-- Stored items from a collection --
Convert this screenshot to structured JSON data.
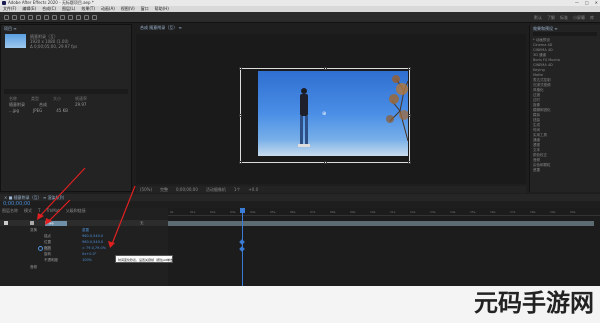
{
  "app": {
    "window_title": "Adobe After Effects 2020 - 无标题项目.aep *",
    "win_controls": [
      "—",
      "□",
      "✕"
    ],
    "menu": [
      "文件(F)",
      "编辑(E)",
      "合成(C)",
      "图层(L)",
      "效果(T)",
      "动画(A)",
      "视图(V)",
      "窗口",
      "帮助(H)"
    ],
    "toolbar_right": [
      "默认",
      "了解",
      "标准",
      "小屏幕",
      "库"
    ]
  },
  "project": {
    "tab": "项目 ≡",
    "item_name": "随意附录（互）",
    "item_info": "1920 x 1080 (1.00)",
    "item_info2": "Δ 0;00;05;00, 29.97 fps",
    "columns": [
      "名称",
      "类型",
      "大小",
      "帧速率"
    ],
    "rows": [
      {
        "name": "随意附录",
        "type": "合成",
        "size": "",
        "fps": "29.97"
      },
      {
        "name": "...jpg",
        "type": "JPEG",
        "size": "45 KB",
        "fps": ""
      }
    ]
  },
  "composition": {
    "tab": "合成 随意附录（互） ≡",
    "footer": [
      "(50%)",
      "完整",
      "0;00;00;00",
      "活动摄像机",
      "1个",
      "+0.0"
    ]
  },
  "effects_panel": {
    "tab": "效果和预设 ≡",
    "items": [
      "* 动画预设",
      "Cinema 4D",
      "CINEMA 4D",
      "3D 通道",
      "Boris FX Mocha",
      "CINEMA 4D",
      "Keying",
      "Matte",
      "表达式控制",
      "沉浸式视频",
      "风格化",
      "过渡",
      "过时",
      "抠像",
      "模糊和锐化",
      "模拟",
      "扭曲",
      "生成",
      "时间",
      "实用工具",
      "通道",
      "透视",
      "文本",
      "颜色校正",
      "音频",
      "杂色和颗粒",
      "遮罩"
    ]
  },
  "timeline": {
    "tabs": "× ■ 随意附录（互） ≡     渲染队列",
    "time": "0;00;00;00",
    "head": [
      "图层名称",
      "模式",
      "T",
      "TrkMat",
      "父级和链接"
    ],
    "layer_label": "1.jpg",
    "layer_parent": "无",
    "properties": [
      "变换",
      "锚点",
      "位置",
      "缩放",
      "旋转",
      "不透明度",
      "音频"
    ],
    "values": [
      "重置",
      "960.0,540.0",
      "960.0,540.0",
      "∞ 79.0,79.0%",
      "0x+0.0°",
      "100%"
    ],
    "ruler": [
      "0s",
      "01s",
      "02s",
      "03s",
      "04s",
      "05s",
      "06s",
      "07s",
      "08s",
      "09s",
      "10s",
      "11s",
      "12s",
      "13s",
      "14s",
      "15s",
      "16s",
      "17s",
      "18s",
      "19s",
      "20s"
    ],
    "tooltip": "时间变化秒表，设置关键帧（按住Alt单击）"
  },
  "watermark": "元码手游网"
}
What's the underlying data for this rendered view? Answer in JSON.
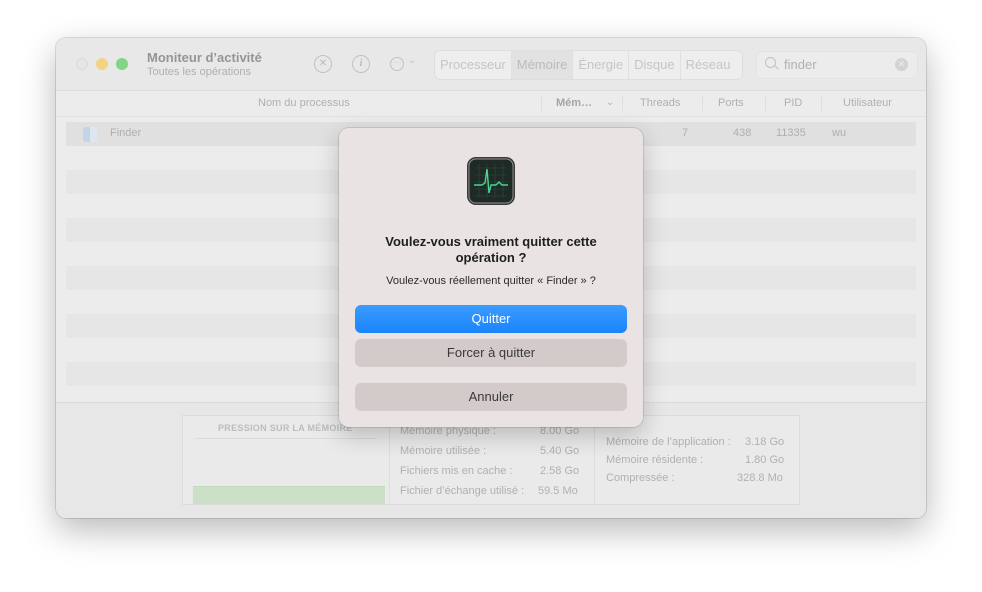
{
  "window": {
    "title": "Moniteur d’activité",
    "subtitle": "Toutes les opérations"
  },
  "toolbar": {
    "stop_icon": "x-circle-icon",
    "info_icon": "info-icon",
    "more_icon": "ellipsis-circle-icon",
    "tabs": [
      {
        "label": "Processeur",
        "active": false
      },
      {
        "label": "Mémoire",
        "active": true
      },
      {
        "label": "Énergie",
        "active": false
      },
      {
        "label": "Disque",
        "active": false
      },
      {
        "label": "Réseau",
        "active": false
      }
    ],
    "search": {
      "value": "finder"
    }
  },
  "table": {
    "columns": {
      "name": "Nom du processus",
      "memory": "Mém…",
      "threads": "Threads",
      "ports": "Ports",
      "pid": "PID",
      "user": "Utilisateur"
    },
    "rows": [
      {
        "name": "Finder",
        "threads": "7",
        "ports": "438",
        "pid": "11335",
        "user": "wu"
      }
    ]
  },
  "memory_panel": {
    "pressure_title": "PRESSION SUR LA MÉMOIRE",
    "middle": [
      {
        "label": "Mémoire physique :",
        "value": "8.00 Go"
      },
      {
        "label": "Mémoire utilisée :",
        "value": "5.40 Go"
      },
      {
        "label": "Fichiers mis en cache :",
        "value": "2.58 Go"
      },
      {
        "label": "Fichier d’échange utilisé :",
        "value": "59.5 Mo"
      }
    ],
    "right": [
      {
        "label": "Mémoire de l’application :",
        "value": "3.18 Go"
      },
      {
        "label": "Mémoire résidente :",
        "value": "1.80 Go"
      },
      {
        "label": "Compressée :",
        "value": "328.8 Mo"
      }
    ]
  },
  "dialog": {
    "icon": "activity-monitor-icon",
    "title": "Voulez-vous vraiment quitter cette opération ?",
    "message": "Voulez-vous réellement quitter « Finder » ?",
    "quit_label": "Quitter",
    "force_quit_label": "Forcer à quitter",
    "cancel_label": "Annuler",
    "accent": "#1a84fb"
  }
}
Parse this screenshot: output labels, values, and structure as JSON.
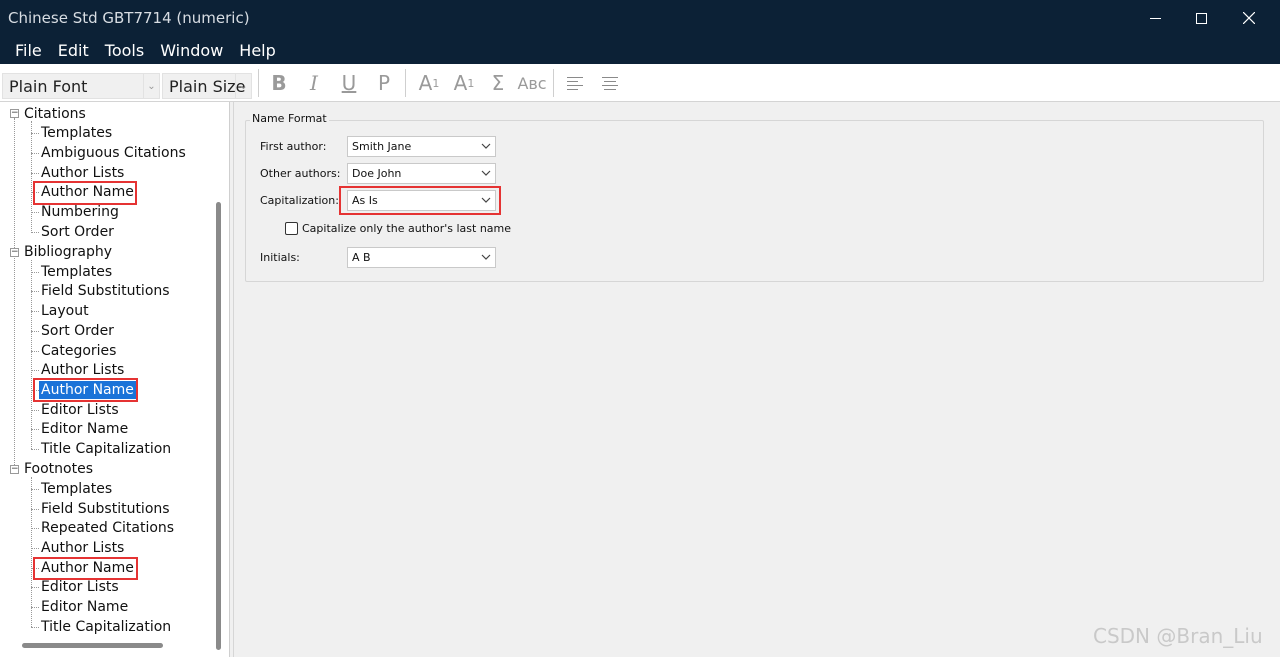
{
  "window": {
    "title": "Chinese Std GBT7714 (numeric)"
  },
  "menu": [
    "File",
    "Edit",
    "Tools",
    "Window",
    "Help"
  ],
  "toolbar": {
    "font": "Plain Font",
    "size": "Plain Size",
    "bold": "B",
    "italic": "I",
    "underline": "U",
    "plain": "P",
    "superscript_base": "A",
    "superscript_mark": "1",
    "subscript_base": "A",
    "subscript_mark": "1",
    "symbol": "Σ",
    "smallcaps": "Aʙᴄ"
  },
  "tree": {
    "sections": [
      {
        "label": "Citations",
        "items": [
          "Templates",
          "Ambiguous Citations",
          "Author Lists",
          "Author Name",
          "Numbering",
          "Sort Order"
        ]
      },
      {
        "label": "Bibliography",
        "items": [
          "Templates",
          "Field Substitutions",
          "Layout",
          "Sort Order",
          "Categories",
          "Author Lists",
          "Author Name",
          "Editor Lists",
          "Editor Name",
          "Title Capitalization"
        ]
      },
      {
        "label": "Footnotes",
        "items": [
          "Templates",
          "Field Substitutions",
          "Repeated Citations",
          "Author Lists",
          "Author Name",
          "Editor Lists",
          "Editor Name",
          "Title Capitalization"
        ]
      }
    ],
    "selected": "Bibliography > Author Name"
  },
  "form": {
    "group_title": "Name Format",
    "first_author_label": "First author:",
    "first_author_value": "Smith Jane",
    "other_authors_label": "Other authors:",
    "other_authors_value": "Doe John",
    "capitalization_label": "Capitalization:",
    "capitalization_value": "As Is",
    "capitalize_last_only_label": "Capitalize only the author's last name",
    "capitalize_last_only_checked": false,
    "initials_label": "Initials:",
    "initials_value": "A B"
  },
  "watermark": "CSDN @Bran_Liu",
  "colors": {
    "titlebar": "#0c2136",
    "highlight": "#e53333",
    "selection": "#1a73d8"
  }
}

-- Exercise aim --
Look over the listing. Pull out every line with the string "data" in it.

-- The output --
Convert this screenshot to structured JSON data.
What's the underlying data for this rendered view? Answer in JSON.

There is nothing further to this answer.